= Quoted passage =
• • •
Pedagogy and Projects Series: Teaching about and for Immigrant and Refugee Rights with Mary Mendenhall and Katherine Kaufka Walts

March 19, 2021 @ 1pm EST

Mary Mendenhall is an Associate Professor of Practice in the International and Comparative Education Program at Teachers College, Columbia University. Her research is situated at the intersection of education in emergencies, humanitarian and refugee policies, and teacher preparation and support across camp, urban, and resettlement contexts. Her current research focuses on teacher identity, teacher support, and professional development of both refugee and host community teachers in forced displacement settings, primarily in Sub-Saharan Africa. She is an active member of the Inter-agency Network for Education in Emergencies (INEE), serving as a long-standing representative on the Standards and Practice Working Group and leading the research and learning workstream for the network’s Teachers in Crisis Contexts Collaborative.

Mary will speak about teaching courses related to refugees and the right to education through different pedagogical, project-based, and interactive approaches. She will also share examples of ways to integrate refugees’ voices and experiences in the classroom and beyond.
• • •
= Recorded information =
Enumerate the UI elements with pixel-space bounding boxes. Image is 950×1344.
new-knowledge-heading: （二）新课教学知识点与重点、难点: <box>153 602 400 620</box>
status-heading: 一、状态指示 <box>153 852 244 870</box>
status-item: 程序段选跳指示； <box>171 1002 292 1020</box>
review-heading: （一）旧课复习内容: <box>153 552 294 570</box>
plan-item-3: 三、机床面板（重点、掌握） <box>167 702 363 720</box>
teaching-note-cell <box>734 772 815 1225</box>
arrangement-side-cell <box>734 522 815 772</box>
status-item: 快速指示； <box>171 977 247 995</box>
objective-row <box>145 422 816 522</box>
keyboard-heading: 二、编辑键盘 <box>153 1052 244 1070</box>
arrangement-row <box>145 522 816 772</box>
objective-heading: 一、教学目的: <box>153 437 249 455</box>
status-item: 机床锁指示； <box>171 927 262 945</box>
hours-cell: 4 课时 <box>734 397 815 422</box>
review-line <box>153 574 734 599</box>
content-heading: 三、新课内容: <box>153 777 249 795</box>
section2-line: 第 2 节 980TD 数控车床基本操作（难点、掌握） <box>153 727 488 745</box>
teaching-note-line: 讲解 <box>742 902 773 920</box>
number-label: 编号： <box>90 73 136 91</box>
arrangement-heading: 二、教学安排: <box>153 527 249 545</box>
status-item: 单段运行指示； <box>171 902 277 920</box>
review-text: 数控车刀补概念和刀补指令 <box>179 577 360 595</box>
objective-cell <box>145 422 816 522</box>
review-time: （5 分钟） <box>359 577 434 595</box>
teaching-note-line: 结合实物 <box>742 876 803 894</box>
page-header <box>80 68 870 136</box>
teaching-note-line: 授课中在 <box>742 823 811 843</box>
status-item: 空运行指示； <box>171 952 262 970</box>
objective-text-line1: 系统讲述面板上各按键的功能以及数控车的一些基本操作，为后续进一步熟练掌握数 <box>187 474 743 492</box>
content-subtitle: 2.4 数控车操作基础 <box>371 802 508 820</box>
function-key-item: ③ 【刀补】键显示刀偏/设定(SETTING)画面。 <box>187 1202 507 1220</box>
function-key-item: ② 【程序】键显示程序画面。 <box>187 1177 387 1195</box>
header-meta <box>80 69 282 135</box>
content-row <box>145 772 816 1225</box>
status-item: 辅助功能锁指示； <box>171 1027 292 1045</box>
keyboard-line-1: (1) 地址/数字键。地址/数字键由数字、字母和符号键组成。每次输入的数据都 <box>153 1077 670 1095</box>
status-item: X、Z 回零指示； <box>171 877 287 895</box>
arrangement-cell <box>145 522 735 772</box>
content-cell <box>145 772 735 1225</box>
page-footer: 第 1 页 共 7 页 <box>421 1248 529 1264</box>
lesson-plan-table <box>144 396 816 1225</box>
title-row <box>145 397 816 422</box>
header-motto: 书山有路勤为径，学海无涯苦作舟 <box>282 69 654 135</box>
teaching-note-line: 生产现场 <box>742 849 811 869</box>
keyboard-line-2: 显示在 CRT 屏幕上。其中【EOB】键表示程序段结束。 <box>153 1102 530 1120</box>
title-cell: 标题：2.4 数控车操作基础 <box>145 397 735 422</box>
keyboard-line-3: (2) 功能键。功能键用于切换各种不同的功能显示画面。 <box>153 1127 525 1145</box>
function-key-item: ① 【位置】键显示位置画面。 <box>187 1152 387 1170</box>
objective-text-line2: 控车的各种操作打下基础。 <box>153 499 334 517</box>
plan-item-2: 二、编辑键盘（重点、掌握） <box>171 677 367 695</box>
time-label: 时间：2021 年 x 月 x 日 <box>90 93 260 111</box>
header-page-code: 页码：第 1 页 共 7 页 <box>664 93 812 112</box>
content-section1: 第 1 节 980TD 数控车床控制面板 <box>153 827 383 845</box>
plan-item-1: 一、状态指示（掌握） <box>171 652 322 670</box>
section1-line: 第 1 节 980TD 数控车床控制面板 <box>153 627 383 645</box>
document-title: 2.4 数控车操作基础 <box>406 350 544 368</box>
• • •
= To do =
a - In one to three sentences, explain how the event announcement describes Mary Mendenhall's role in the Inter-agency Network for Education in Emergencies (INEE).
b - Reproduce the part of the event announcement starting at "Mary will speak" and ending at "classroom and beyond.", word for word.

= Activity answers =
a - She is an active member of INEE and a long-standing representative on its Standards and Practice Working Group. She also leads the research and learning workstream for the network's Teachers in Crisis Contexts Collaborative.

b -
Mary will speak about teaching courses related to refugees and the right to education through different pedagogical, project-based, and interactive approaches. She will also share examples of ways to integrate refugees’ voices and experiences in the classroom and beyond.